*WRITTEN EXERCISE*: Would you transcribe the listing that follows, character for character, and omit its images?

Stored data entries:
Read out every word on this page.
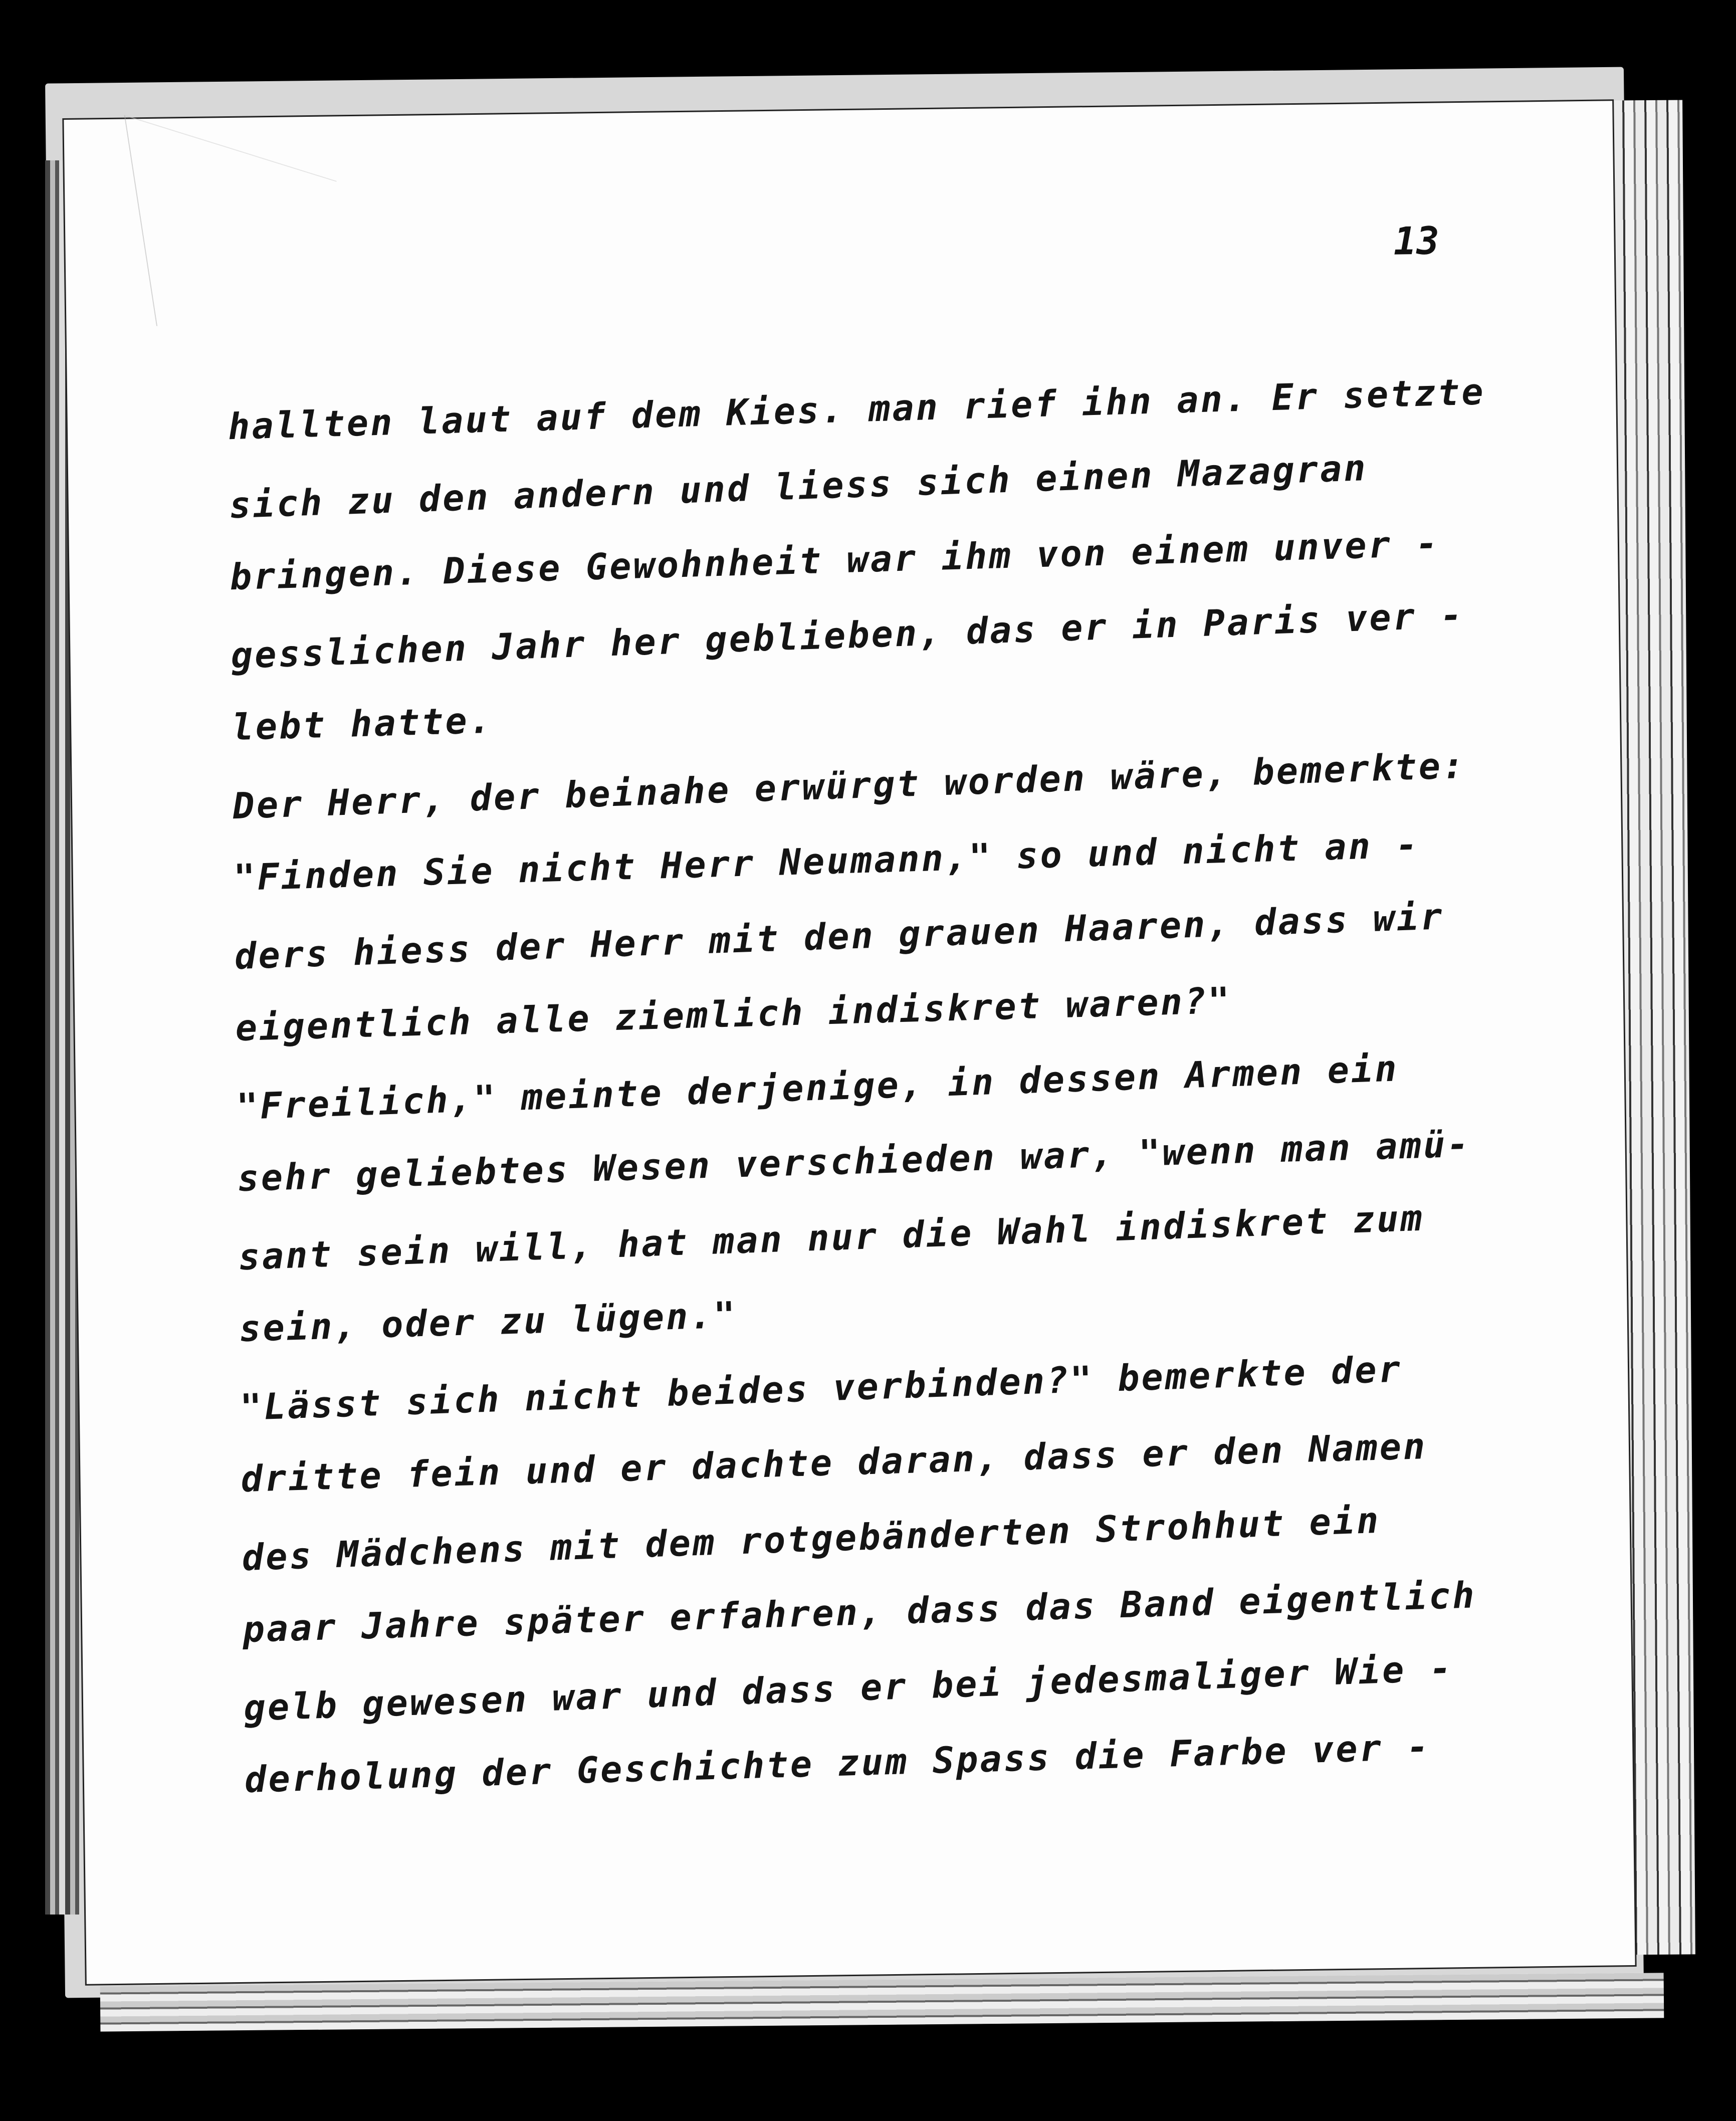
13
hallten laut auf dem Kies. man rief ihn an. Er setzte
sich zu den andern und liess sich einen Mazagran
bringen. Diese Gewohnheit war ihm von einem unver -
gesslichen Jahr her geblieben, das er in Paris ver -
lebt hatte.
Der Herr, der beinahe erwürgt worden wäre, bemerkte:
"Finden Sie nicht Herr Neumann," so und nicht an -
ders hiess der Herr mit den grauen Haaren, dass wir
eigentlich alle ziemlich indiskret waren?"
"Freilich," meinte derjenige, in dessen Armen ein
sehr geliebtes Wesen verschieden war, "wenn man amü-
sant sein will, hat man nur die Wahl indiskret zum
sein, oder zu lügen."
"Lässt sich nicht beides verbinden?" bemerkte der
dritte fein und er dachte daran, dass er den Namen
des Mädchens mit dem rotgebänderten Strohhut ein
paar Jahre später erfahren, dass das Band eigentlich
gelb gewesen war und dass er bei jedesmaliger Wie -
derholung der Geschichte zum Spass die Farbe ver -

*RIGHT ANSWER*:
Read out every word on this page.
13
hallten laut auf dem Kies. man rief ihn an. Er setzte
sich zu den andern und liess sich einen Mazagran
bringen. Diese Gewohnheit war ihm von einem unver -
gesslichen Jahr her geblieben, das er in Paris ver -
lebt hatte.
Der Herr, der beinahe erwürgt worden wäre, bemerkte:
"Finden Sie nicht Herr Neumann," so und nicht an -
ders hiess der Herr mit den grauen Haaren, dass wir
eigentlich alle ziemlich indiskret waren?"
"Freilich," meinte derjenige, in dessen Armen ein
sehr geliebtes Wesen verschieden war, "wenn man amü-
sant sein will, hat man nur die Wahl indiskret zum
sein, oder zu lügen."
"Lässt sich nicht beides verbinden?" bemerkte der
dritte fein und er dachte daran, dass er den Namen
des Mädchens mit dem rotgebänderten Strohhut ein
paar Jahre später erfahren, dass das Band eigentlich
gelb gewesen war und dass er bei jedesmaliger Wie -
derholung der Geschichte zum Spass die Farbe ver -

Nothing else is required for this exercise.